Given exercise - Find how many lines of the listing below include the word "Model", then report the number by itself.

Records supplied -
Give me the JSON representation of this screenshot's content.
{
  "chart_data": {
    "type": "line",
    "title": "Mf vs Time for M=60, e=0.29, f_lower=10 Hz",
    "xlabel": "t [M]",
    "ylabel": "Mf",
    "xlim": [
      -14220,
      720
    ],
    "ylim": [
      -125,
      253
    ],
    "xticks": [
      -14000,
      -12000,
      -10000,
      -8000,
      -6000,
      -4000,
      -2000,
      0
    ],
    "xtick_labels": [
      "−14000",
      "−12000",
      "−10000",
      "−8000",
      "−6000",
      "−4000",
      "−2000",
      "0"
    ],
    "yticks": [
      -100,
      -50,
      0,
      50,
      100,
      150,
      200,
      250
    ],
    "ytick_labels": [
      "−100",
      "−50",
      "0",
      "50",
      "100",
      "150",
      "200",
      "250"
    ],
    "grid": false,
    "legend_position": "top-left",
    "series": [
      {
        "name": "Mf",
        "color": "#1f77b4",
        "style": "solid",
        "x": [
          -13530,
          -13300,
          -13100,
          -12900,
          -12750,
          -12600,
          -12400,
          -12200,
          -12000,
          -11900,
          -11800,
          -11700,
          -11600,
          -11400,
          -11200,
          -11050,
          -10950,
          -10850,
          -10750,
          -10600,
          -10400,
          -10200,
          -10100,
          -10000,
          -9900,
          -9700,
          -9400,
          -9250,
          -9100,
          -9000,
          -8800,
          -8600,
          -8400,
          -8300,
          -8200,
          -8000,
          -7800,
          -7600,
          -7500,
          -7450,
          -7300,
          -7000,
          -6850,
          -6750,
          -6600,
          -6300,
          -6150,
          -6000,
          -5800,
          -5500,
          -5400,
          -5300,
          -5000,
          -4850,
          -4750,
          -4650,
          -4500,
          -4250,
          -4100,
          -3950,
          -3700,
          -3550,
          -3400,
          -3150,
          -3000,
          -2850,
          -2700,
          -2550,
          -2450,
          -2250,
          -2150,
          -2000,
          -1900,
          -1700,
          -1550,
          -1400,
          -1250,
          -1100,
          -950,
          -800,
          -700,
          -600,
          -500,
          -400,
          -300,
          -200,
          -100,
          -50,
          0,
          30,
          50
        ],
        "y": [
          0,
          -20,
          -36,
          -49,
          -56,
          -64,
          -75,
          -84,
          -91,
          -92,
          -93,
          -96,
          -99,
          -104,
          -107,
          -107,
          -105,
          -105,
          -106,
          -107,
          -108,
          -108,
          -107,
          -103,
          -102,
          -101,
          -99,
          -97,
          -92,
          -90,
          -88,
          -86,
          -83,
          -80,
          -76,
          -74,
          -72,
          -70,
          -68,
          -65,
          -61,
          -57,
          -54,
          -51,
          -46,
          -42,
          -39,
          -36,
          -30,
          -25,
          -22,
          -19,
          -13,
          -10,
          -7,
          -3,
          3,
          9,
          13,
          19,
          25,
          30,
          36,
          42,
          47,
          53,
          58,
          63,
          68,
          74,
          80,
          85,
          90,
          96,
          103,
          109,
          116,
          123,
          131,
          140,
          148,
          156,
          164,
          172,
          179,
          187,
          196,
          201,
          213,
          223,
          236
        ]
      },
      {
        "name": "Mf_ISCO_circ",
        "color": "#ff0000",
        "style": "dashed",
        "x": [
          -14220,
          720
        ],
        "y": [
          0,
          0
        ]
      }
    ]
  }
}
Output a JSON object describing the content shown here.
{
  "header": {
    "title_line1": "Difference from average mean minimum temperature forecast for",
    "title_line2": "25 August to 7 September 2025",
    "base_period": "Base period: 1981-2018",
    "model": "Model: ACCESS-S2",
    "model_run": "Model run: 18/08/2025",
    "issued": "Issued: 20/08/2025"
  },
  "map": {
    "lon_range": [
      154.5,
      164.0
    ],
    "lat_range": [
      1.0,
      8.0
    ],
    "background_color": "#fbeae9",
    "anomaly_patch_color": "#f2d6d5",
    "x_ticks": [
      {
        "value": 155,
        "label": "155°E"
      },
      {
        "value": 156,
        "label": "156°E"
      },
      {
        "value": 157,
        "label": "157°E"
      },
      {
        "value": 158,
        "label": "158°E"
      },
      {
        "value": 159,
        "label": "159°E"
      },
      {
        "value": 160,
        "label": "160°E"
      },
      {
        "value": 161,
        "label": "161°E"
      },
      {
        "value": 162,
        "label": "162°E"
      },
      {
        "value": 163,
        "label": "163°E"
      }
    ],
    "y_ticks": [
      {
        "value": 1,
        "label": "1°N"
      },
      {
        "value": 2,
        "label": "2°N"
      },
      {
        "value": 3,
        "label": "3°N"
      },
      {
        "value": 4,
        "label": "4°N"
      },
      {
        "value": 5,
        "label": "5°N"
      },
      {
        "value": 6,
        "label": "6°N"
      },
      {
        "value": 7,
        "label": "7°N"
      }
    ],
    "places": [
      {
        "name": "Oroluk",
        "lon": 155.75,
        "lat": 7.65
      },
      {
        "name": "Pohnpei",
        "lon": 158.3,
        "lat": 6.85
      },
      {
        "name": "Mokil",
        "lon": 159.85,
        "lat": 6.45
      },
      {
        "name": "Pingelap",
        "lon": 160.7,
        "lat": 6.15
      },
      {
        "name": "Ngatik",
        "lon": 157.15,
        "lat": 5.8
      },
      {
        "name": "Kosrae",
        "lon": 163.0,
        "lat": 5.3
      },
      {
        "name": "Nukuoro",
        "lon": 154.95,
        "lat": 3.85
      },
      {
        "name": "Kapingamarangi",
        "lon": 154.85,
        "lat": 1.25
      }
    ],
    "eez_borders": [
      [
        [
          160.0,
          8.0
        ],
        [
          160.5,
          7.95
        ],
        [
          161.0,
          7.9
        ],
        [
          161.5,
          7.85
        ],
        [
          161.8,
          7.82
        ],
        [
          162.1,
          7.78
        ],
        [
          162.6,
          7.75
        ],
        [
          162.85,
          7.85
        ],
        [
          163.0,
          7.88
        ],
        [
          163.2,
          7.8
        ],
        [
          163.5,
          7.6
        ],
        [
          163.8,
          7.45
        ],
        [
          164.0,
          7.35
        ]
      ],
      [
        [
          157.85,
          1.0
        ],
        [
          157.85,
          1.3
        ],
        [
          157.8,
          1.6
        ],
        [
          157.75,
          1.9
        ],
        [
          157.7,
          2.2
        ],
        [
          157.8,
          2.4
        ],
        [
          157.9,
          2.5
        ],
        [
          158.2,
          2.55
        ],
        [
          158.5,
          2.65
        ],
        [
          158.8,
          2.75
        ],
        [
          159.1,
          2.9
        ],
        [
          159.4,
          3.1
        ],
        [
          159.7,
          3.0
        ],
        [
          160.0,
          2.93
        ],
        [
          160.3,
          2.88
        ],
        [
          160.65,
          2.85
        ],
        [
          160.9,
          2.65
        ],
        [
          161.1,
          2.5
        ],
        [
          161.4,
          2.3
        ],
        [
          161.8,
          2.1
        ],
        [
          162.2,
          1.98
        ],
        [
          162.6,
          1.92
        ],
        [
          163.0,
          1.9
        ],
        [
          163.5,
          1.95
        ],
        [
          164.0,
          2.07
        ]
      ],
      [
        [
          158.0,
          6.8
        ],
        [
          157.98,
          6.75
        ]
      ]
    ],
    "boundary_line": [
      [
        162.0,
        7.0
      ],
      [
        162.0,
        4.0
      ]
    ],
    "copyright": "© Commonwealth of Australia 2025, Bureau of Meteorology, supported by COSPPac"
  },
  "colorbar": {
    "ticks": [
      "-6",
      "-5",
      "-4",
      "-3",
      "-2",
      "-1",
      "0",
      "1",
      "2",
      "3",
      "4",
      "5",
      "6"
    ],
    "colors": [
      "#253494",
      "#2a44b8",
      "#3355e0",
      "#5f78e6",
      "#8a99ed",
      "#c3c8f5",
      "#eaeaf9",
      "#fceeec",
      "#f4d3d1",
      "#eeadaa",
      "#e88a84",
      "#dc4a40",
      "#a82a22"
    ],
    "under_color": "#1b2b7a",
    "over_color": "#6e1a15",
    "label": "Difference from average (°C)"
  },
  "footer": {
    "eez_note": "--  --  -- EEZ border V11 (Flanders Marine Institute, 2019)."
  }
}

Task response - 2